Dataset records

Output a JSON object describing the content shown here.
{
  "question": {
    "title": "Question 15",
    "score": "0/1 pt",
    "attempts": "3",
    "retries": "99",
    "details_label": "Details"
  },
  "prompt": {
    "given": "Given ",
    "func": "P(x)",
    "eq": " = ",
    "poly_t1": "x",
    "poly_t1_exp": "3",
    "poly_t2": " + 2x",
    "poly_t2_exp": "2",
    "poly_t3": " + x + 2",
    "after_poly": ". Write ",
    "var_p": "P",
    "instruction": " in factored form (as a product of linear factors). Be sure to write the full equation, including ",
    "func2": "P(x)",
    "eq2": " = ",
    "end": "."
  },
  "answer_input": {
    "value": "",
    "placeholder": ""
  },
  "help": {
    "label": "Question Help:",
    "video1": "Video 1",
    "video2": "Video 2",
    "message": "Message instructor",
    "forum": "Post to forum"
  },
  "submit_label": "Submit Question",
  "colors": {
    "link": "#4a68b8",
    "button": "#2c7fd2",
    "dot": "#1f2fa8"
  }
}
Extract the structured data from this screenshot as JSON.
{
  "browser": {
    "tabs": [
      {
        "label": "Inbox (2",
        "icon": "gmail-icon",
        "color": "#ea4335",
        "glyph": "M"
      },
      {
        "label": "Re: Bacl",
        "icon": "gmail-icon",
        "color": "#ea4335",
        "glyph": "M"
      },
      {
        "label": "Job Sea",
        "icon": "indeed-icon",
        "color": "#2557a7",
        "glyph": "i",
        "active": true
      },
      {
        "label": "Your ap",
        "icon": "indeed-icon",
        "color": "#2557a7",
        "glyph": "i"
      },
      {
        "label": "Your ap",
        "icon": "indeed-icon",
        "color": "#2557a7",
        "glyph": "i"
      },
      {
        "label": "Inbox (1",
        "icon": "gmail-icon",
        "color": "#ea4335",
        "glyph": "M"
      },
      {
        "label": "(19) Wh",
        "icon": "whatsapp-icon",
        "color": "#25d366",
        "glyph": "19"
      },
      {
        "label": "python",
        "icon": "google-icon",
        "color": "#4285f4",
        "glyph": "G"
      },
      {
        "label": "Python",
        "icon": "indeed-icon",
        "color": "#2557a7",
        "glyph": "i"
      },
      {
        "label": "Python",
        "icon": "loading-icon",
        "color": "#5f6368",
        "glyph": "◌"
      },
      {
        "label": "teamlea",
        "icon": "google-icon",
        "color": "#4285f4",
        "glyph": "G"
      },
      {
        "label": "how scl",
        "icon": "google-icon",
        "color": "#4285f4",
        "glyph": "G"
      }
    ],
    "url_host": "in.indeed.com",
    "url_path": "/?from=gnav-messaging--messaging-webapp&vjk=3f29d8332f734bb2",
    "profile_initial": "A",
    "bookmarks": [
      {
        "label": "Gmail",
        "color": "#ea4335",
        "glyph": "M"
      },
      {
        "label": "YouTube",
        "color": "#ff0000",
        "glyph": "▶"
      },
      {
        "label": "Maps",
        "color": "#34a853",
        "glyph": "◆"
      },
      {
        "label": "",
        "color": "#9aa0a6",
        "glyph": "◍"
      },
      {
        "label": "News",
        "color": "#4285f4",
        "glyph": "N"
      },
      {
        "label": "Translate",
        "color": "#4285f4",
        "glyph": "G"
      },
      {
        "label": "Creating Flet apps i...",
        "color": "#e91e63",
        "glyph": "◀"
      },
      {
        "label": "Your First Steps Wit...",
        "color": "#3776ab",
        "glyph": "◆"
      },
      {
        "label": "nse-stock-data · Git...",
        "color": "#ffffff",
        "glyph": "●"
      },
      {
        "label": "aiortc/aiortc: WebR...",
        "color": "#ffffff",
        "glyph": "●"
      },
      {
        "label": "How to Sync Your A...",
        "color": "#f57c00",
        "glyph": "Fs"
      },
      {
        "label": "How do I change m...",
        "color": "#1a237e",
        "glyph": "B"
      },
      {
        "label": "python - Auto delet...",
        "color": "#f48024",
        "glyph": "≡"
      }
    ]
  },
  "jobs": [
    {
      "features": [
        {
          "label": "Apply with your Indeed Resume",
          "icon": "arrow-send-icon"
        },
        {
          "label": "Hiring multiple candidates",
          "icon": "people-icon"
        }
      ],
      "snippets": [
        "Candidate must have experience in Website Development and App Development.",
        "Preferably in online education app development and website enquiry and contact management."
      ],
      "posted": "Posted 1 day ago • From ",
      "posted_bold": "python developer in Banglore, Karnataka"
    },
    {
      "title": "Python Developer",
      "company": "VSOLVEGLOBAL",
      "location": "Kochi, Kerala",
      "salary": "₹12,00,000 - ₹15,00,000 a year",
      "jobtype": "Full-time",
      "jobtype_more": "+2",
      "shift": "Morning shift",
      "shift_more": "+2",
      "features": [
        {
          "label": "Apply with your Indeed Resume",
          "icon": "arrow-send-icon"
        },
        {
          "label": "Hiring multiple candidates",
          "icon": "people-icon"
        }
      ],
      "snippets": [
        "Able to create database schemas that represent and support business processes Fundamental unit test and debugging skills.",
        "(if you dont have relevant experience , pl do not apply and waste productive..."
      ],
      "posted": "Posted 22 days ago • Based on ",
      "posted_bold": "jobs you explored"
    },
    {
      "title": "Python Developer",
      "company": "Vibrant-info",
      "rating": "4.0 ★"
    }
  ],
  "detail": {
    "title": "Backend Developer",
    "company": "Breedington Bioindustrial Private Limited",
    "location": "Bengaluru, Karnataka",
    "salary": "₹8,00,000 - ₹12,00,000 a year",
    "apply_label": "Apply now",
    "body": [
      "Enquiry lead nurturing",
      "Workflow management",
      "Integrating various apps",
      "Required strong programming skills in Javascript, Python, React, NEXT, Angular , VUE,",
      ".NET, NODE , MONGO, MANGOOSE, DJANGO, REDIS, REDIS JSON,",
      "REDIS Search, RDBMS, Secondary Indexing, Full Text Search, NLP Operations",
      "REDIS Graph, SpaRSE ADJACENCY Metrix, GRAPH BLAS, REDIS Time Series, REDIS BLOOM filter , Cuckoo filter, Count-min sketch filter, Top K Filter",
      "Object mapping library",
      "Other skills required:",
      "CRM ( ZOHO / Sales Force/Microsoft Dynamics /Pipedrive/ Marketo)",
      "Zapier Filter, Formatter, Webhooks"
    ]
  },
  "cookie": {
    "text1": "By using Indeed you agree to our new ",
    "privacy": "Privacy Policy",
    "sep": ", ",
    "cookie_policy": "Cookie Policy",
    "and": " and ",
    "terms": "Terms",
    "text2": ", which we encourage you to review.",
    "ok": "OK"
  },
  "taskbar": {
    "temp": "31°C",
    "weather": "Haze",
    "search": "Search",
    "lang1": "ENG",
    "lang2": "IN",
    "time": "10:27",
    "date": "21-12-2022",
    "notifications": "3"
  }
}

> _Directions for this task_
Return all of the data precisely as it appears.

> _Exercise solution_
Output a JSON object describing the content shown here.
{
  "question": {
    "title": "Question 15",
    "score": "0/1 pt",
    "attempts": "3",
    "retries": "99",
    "details_label": "Details"
  },
  "prompt": {
    "given": "Given ",
    "func": "P(x)",
    "eq": " = ",
    "poly_t1": "x",
    "poly_t1_exp": "3",
    "poly_t2": " + 2x",
    "poly_t2_exp": "2",
    "poly_t3": " + x + 2",
    "after_poly": ". Write ",
    "var_p": "P",
    "instruction": " in factored form (as a product of linear factors). Be sure to write the full equation, including ",
    "func2": "P(x)",
    "eq2": " = ",
    "end": "."
  },
  "answer_input": {
    "value": "",
    "placeholder": ""
  },
  "help": {
    "label": "Question Help:",
    "video1": "Video 1",
    "video2": "Video 2",
    "message": "Message instructor",
    "forum": "Post to forum"
  },
  "submit_label": "Submit Question",
  "colors": {
    "link": "#4a68b8",
    "button": "#2c7fd2",
    "dot": "#1f2fa8"
  }
}
Extract the structured data from this screenshot as JSON.
{
  "browser": {
    "tabs": [
      {
        "label": "Inbox (2",
        "icon": "gmail-icon",
        "color": "#ea4335",
        "glyph": "M"
      },
      {
        "label": "Re: Bacl",
        "icon": "gmail-icon",
        "color": "#ea4335",
        "glyph": "M"
      },
      {
        "label": "Job Sea",
        "icon": "indeed-icon",
        "color": "#2557a7",
        "glyph": "i",
        "active": true
      },
      {
        "label": "Your ap",
        "icon": "indeed-icon",
        "color": "#2557a7",
        "glyph": "i"
      },
      {
        "label": "Your ap",
        "icon": "indeed-icon",
        "color": "#2557a7",
        "glyph": "i"
      },
      {
        "label": "Inbox (1",
        "icon": "gmail-icon",
        "color": "#ea4335",
        "glyph": "M"
      },
      {
        "label": "(19) Wh",
        "icon": "whatsapp-icon",
        "color": "#25d366",
        "glyph": "19"
      },
      {
        "label": "python",
        "icon": "google-icon",
        "color": "#4285f4",
        "glyph": "G"
      },
      {
        "label": "Python",
        "icon": "indeed-icon",
        "color": "#2557a7",
        "glyph": "i"
      },
      {
        "label": "Python",
        "icon": "loading-icon",
        "color": "#5f6368",
        "glyph": "◌"
      },
      {
        "label": "teamlea",
        "icon": "google-icon",
        "color": "#4285f4",
        "glyph": "G"
      },
      {
        "label": "how scl",
        "icon": "google-icon",
        "color": "#4285f4",
        "glyph": "G"
      }
    ],
    "url_host": "in.indeed.com",
    "url_path": "/?from=gnav-messaging--messaging-webapp&vjk=3f29d8332f734bb2",
    "profile_initial": "A",
    "bookmarks": [
      {
        "label": "Gmail",
        "color": "#ea4335",
        "glyph": "M"
      },
      {
        "label": "YouTube",
        "color": "#ff0000",
        "glyph": "▶"
      },
      {
        "label": "Maps",
        "color": "#34a853",
        "glyph": "◆"
      },
      {
        "label": "",
        "color": "#9aa0a6",
        "glyph": "◍"
      },
      {
        "label": "News",
        "color": "#4285f4",
        "glyph": "N"
      },
      {
        "label": "Translate",
        "color": "#4285f4",
        "glyph": "G"
      },
      {
        "label": "Creating Flet apps i...",
        "color": "#e91e63",
        "glyph": "◀"
      },
      {
        "label": "Your First Steps Wit...",
        "color": "#3776ab",
        "glyph": "◆"
      },
      {
        "label": "nse-stock-data · Git...",
        "color": "#ffffff",
        "glyph": "●"
      },
      {
        "label": "aiortc/aiortc: WebR...",
        "color": "#ffffff",
        "glyph": "●"
      },
      {
        "label": "How to Sync Your A...",
        "color": "#f57c00",
        "glyph": "Fs"
      },
      {
        "label": "How do I change m...",
        "color": "#1a237e",
        "glyph": "B"
      },
      {
        "label": "python - Auto delet...",
        "color": "#f48024",
        "glyph": "≡"
      }
    ]
  },
  "jobs": [
    {
      "features": [
        {
          "label": "Apply with your Indeed Resume",
          "icon": "arrow-send-icon"
        },
        {
          "label": "Hiring multiple candidates",
          "icon": "people-icon"
        }
      ],
      "snippets": [
        "Candidate must have experience in Website Development and App Development.",
        "Preferably in online education app development and website enquiry and contact management."
      ],
      "posted": "Posted 1 day ago • From ",
      "posted_bold": "python developer in Banglore, Karnataka"
    },
    {
      "title": "Python Developer",
      "company": "VSOLVEGLOBAL",
      "location": "Kochi, Kerala",
      "salary": "₹12,00,000 - ₹15,00,000 a year",
      "jobtype": "Full-time",
      "jobtype_more": "+2",
      "shift": "Morning shift",
      "shift_more": "+2",
      "features": [
        {
          "label": "Apply with your Indeed Resume",
          "icon": "arrow-send-icon"
        },
        {
          "label": "Hiring multiple candidates",
          "icon": "people-icon"
        }
      ],
      "snippets": [
        "Able to create database schemas that represent and support business processes Fundamental unit test and debugging skills.",
        "(if you dont have relevant experience , pl do not apply and waste productive..."
      ],
      "posted": "Posted 22 days ago • Based on ",
      "posted_bold": "jobs you explored"
    },
    {
      "title": "Python Developer",
      "company": "Vibrant-info",
      "rating": "4.0 ★"
    }
  ],
  "detail": {
    "title": "Backend Developer",
    "company": "Breedington Bioindustrial Private Limited",
    "location": "Bengaluru, Karnataka",
    "salary": "₹8,00,000 - ₹12,00,000 a year",
    "apply_label": "Apply now",
    "body": [
      "Enquiry lead nurturing",
      "Workflow management",
      "Integrating various apps",
      "Required strong programming skills in Javascript, Python, React, NEXT, Angular , VUE,",
      ".NET, NODE , MONGO, MANGOOSE, DJANGO, REDIS, REDIS JSON,",
      "REDIS Search, RDBMS, Secondary Indexing, Full Text Search, NLP Operations",
      "REDIS Graph, SpaRSE ADJACENCY Metrix, GRAPH BLAS, REDIS Time Series, REDIS BLOOM filter , Cuckoo filter, Count-min sketch filter, Top K Filter",
      "Object mapping library",
      "Other skills required:",
      "CRM ( ZOHO / Sales Force/Microsoft Dynamics /Pipedrive/ Marketo)",
      "Zapier Filter, Formatter, Webhooks"
    ]
  },
  "cookie": {
    "text1": "By using Indeed you agree to our new ",
    "privacy": "Privacy Policy",
    "sep": ", ",
    "cookie_policy": "Cookie Policy",
    "and": " and ",
    "terms": "Terms",
    "text2": ", which we encourage you to review.",
    "ok": "OK"
  },
  "taskbar": {
    "temp": "31°C",
    "weather": "Haze",
    "search": "Search",
    "lang1": "ENG",
    "lang2": "IN",
    "time": "10:27",
    "date": "21-12-2022",
    "notifications": "3"
  }
}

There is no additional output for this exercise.